• **BRANO DI ESERCITAZIONE**:
1.3 Determinare cosa prevedere

Nelle fasi iniziali di un progetto legato alla previsione, è necessario decidere qual è l’oggetto della previsione. Ad esempio, se sono richieste previsioni relativamente agli articoli in un processo produttivo, è necessario chiedersi se le previsioni sono richieste:

  1. per ogni linea di prodotti, o per gruppi di prodotti?
  2. per ogni punto vendita, o per punti vendita raggruppati per regione, oppure solamente per le vendite totali?
  3. per dati settimanali, mensili o annuali?

È anche necessario considerare l’orizzonte delle previsioni. Si desidera avere le previsioni per il prossimo mese, i prossimi sei mesi o i prossimi dieci anni? Sarà infatti necessario un differente tipo di modello che tenga anche conto di quale orizzonte temporale è più importante.

Ed ancora: con quale frequenza sono richieste le previsioni? Per previsioni che devono essere prodotte frequentemente è utile fare ricorso ad un sistema automatizzato piuttosto che ricorrere a metodi che richiedono un attento lavoro manuale.

• **INFORMAZIONI ESTRATTE**:
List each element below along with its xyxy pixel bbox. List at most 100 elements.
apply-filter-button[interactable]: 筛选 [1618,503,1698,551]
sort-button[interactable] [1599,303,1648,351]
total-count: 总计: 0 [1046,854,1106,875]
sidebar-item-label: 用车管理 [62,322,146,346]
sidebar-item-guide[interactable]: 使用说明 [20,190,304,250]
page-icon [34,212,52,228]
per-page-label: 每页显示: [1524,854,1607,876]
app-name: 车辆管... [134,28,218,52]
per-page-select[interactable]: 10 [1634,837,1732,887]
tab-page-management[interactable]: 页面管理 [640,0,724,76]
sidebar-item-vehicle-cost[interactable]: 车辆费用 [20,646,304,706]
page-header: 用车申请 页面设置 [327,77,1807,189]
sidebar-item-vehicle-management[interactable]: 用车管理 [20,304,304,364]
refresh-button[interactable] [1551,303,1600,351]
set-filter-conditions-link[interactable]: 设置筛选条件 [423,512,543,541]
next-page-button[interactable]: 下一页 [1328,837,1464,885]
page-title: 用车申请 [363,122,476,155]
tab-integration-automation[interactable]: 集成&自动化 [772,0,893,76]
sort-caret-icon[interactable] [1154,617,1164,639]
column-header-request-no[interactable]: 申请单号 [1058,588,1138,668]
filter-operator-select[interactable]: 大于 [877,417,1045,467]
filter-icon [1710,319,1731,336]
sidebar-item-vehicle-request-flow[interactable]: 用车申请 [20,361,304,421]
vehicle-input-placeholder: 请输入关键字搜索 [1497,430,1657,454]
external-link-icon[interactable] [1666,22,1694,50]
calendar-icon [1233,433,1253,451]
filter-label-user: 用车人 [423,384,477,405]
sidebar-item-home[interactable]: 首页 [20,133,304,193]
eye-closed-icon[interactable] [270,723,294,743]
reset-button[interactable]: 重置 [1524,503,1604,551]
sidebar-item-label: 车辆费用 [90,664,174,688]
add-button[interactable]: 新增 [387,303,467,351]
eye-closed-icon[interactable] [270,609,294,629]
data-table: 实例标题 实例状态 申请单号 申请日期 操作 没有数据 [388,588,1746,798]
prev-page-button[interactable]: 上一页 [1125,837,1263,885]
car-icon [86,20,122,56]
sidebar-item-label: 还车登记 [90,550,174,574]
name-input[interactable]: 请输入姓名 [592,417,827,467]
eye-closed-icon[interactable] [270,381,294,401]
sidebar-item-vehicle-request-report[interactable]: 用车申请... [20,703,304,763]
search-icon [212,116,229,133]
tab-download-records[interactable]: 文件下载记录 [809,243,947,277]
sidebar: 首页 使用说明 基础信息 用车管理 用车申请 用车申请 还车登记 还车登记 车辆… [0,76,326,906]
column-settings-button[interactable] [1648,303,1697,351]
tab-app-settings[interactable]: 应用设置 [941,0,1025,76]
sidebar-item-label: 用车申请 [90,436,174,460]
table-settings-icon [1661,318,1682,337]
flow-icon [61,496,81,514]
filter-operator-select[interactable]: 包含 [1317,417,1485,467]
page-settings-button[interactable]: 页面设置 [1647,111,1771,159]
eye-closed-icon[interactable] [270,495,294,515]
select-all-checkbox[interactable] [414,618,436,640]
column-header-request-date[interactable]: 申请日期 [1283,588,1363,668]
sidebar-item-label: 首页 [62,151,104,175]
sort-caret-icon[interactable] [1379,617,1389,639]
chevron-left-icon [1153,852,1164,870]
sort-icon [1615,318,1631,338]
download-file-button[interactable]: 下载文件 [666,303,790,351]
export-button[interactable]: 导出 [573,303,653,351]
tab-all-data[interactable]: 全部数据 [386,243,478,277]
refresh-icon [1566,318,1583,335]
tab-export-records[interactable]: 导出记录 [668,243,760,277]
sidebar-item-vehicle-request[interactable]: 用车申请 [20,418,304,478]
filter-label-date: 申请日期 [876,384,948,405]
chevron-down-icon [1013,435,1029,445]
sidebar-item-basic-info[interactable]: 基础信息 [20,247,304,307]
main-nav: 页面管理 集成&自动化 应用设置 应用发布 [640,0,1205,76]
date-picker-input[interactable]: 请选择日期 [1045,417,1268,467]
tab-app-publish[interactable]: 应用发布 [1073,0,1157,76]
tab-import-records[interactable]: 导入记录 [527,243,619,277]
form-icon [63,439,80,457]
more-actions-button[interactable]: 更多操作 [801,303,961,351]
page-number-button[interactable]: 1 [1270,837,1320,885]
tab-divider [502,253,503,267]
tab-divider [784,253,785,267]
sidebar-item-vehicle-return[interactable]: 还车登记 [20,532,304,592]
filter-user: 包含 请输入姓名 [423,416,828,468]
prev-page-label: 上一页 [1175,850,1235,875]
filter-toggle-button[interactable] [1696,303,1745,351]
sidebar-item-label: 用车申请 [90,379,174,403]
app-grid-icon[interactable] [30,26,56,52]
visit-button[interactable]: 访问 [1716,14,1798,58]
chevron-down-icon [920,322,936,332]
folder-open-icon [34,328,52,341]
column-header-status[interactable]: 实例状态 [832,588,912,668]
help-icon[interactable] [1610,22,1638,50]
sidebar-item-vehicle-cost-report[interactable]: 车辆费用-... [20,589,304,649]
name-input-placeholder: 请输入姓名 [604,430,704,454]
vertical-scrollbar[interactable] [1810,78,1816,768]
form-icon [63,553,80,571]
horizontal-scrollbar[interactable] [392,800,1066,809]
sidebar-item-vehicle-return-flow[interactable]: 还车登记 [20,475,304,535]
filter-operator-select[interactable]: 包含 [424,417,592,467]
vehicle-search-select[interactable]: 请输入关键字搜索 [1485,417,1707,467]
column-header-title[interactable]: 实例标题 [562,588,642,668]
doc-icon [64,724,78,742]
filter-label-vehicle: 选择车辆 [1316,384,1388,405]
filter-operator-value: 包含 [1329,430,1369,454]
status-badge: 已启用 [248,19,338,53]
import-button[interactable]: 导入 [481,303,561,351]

• **COMPITO DA SVOLGERE**: Riscrivi la parte del brano sulla previsione che comincia con le parole "1. per ogni" e termina dopo "le vendite totali?", scambiando "regione" con "provincia". Il materiale non ha alcun ruolo in questo lavoro.

• **SOLUZIONE PROPOSTA**:
1. per ogni linea di prodotti, o per gruppi di prodotti?
  2. per ogni punto vendita, o per punti vendita raggruppati per provincia, oppure solamente per le vendite totali?